_SHORT EXERCISE_.
Repeat the listing that follows, character for character, minus the pictures.

_ENTRIES SUPPLIED_.

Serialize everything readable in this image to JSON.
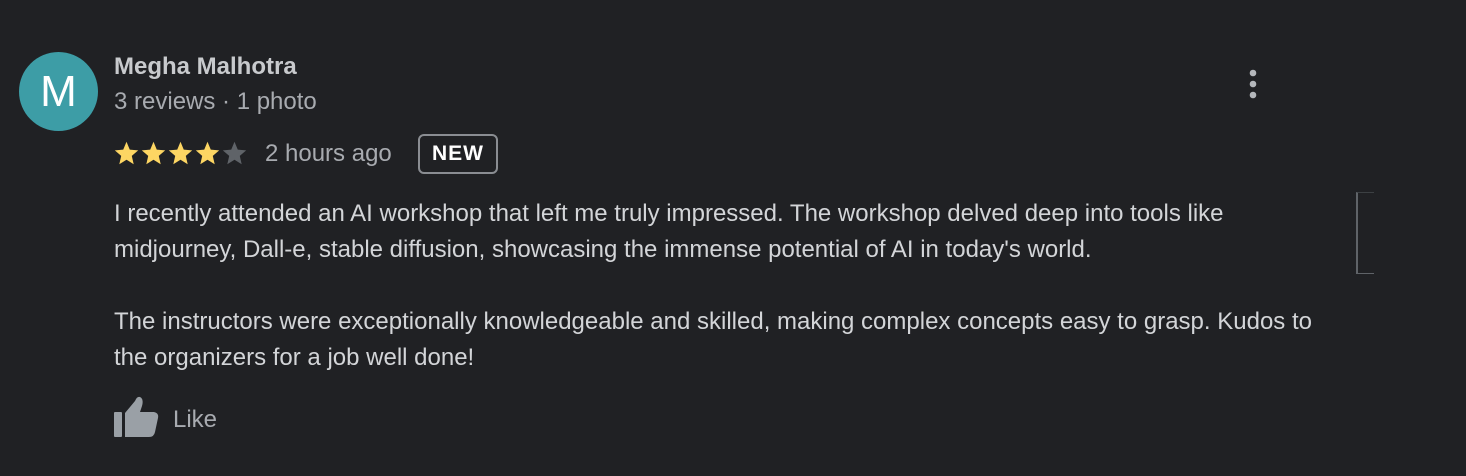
{
  "review": {
    "avatar_letter": "M",
    "avatar_color": "#3d9da6",
    "reviewer_name": "Megha Malhotra",
    "reviewer_meta": "3 reviews · 1 photo",
    "rating": 4,
    "rating_max": 5,
    "star_filled_color": "#fdd663",
    "star_empty_color": "#5f6368",
    "time_ago": "2 hours ago",
    "badge": "NEW",
    "paragraphs": [
      "I recently attended an AI workshop that left me truly impressed. The workshop delved deep into tools like midjourney, Dall-e, stable diffusion, showcasing the immense potential of AI in today's world.",
      "The instructors were exceptionally knowledgeable and skilled, making complex concepts easy to grasp. Kudos to the organizers for a job well done!"
    ],
    "like_label": "Like",
    "more_icon": "more-vertical-icon",
    "like_icon": "thumbs-up-icon"
  }
}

_WRITTEN ANSWER_.
Serialize everything readable in this image to JSON.
{
  "review": {
    "avatar_letter": "M",
    "avatar_color": "#3d9da6",
    "reviewer_name": "Megha Malhotra",
    "reviewer_meta": "3 reviews · 1 photo",
    "rating": 4,
    "rating_max": 5,
    "star_filled_color": "#fdd663",
    "star_empty_color": "#5f6368",
    "time_ago": "2 hours ago",
    "badge": "NEW",
    "paragraphs": [
      "I recently attended an AI workshop that left me truly impressed. The workshop delved deep into tools like midjourney, Dall-e, stable diffusion, showcasing the immense potential of AI in today's world.",
      "The instructors were exceptionally knowledgeable and skilled, making complex concepts easy to grasp. Kudos to the organizers for a job well done!"
    ],
    "like_label": "Like",
    "more_icon": "more-vertical-icon",
    "like_icon": "thumbs-up-icon"
  }
}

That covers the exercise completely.